▶ Text under study

»»

Every seed is a survival strategy. It carries within it the accumulated adaptation of a plant variety to a particular place, a particular climate, a particular set of conditions — generations of selection for germination timing, frost tolerance, drought resistance, and soil preference. Commercial plant breeding has in the last century replaced much of this diversity with high-yielding, standardised varieties suited to industrial production rather than local growing. That process has been effective at producing large quantities of food. It has also been effective at erasing the genetic diversity that underpins long-term food security.

Seed sovereignty — the right of communities and individuals to save, share, and use their own seeds — is a response to that loss. It doesn't require rejecting modern agriculture. It requires maintaining a parallel system: a distributed archive of genetic material held in community hands, available to anyone who wants to grow and adaptable over generations to conditions that are themselves changing rapidly.

««

Recorded data:
»»

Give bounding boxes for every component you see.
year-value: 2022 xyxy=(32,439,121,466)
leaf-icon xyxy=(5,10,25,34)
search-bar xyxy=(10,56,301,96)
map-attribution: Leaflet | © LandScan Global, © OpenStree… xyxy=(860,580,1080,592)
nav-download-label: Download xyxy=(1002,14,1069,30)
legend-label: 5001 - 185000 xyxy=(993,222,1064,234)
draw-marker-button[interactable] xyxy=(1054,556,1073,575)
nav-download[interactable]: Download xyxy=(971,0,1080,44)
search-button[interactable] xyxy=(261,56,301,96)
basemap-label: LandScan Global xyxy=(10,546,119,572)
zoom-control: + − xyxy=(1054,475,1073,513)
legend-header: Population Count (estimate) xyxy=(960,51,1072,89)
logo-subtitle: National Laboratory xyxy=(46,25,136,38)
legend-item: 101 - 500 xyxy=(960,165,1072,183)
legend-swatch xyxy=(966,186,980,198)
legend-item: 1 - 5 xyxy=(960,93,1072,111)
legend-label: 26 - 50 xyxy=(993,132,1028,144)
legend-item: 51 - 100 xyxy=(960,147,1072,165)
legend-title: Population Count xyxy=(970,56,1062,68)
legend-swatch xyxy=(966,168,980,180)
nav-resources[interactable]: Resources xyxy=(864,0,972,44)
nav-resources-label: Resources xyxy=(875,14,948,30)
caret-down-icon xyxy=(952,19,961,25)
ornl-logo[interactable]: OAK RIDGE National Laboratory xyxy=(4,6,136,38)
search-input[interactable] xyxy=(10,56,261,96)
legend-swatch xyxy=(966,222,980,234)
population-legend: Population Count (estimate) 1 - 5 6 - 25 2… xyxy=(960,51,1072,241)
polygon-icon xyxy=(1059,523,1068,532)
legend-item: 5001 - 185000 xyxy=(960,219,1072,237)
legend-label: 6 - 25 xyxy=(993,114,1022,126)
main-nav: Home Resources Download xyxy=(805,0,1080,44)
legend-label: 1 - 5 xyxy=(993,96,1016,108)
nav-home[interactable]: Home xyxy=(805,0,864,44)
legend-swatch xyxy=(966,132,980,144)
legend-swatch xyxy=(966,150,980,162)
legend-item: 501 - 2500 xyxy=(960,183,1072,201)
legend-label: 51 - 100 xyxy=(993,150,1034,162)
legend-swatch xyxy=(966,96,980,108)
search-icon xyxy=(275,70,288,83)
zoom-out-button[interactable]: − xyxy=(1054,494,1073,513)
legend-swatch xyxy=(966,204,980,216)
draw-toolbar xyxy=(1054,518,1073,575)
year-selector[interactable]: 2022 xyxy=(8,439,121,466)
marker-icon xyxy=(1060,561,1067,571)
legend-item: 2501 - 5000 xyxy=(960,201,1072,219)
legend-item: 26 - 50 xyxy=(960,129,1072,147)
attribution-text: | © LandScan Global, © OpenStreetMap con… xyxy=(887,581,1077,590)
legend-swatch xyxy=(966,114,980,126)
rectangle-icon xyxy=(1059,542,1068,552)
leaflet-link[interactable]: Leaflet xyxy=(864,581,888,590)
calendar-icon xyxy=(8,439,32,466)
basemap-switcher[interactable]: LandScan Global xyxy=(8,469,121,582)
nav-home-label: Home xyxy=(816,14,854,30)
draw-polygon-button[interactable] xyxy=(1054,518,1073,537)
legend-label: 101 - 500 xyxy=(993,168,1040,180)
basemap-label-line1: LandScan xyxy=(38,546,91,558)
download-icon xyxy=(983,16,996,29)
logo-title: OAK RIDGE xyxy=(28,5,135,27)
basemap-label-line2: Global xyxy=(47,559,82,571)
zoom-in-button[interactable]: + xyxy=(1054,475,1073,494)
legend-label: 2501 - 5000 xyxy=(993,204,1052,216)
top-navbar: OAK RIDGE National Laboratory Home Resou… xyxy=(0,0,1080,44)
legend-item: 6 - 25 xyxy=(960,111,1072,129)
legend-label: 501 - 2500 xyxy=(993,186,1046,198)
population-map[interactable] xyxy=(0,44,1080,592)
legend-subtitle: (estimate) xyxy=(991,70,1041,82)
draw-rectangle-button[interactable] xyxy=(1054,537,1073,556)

««

▶ Using the information
a. Answer these questions about the passage on seed sovereignty:
(i) According to the passage, what has commercial plant breeding replaced much of the diversity of seeds with?
(ii) How does the passage define seed sovereignty?
(iii) What does the passage say seed sovereignty does not require?
b. Reproduce the passage on seed sovereignty between "Seed sovereignty —" and "themselves changing rapidly.", inclusive.
c. Carry on the passage on seed sovereignty from the point where it ends.
The records were drawn from a separate source.

▶ Responses to the tasks
a.
(i) High-yielding, standardized varieties suited to industrial production rather than local growing.
(ii) The right of communities and individuals to save, share, and use their own seeds.
(iii) Rejecting modern agriculture.

b.
Seed sovereignty — the right of communities and individuals to save, share, and use their own seeds — is a response to that loss. It doesn't require rejecting modern agriculture. It requires maintaining a parallel system: a distributed archive of genetic material held in community hands, available to anyone who wants to grow and adaptable over generations to conditions that are themselves changing rapidly.

c.
Huntly's Seed Library is part of that system. Operating across Aberdeenshire's library network and hosted at the Orbs Community Bookshop, the library offers free seeds to anyone who wants them. The principle is simple: you borrow what you need to grow, and when your plants set seed at the end of the season, you return seeds to the library for others to use. The seeds stay in circulation, they accumulate local adaptation over time, and the knowledge of how to grow them stays in the community.

The library came into being through a partnership between Greener Huntly and One Seed Forward, a project supported by the Communities Mental Health and Wellbeing Fund. One Seed Forward brought funding, plant expertise, and an understanding of how growing can support mental health. Greener Huntly brought the community infrastructure and the network of local growers, seed savers, and library contacts. The Orbs provided a home.

The collection includes vegetables, herbs, and wildflowers. The spring collection and seed potatoes are now available, offering varieties that include heritage types rarely found in garden centres and well-suited to growing conditions in this part of Scotland.

The broader aim, over time, is to build a seed stewardship programme: training local volunteers to collect, clean, and store seeds properly, creating a growing local collection of material adapted to north-east Scotland conditions. That programme is currently in development, and we're actively looking for people who want to be involved in shaping it.

Seed saving is not complicated. It is careful, attentive, and rewarding in the way that most careful work with living things is rewarding. And it is one of the simplest ways to contribute to the local resilience that Greener Huntly is trying to build.